— start TEXT SEGMENT —

The value of the company is related to it's NAV PLUS a premium associated with the volatility of the commodity and the probability that the price of that commodity will increase. This is analogous to Intrinsic Value (NAV) + Time Value of a call option.

Obviously, there are a host of complicated relationships related to volatility, future price expectations, supply and demand, hedging and speculation which make this basic generalization a little too simple. However, I think it serves as a good starting point for how to think about and model the price.

This is similar to what we learned in Finance II when our professor explained the example of land that contained 1M barrles of oil which could be extracted at a price of $70 per barrel when the market price of oil was $60 per barrel. While a naive NPV calculation at today's rates would imply a negative NPV, the potential for the price of oil to top $70 provides real value to the land.

Sustainable FCFF (UFCF)

One of the most important measures of value for a company is Sustainable (Terminal) FCFF so I wanted to review some of the ideas which go into calculating it. As the finance saying goes:

"Turnover is vanity,
Earnings is sanity,
but Cash is reality"

Also, because Terminal Value represents somewhere between 70 to 80% of the calculated Enterprise Value in a DCF, the assumptions that go into developing and FCFF have a major impact on the final valuation.

First a recap of what composes FCFF (a slightly more educated view since my first encounter with this measure on the CFA Level I exam):

FCFF = NI + Dep - WCInv - Capex + Int (1-t)

To build up to FCFF, we

1. take NI from the Income Statement
2. add depretiation to get Cash Flow (CF) as a non cash expense (we'll ignore others like change in deferred tax liability for now although for a "sustainable" cash flow they'd net out at 0 anyways)
3. Subtract Working Capital Investment (change in working capital) to get Cash Flow from Operations (CFO)
4. Subtract Capex to get Free Cash Flow (FCF)
5. Finally, since we are looking for cash flows to all stakeholders (including debt holders) we add back the net value of debt after tax to get FCFF

Now let's break down each of these components. First of all, in real terms we'll project zero growth. However, some terms are susceptible to inflation growth (marginal nominal growth).

As a result, even with zero real growth, there will be some marginal incremental growth in WCInv and Capex to reflect this inflation. The best way to model it is as a percentage of sales according to the CFA.

— end TEXT SEGMENT —
— start SOURCE MATERIAL —

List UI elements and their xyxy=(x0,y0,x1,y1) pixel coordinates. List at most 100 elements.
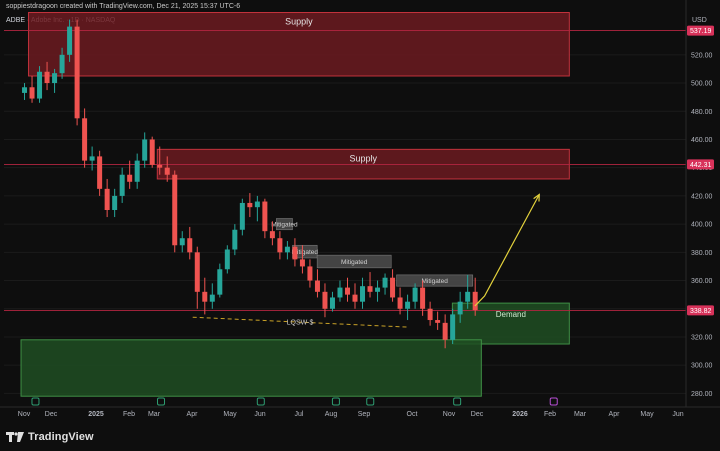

— end SOURCE MATERIAL —

§ **OBJECTIVE**:
Can you quote the valuation text from "To build up" up to and including "at 0 anyways)"? The lines are material separate from the valuation text.

§ **ANSWER BELOW**:
To build up to FCFF, we

1. take NI from the Income Statement
2. add depretiation to get Cash Flow (CF) as a non cash expense (we'll ignore others like change in deferred tax liability for now although for a "sustainable" cash flow they'd net out at 0 anyways)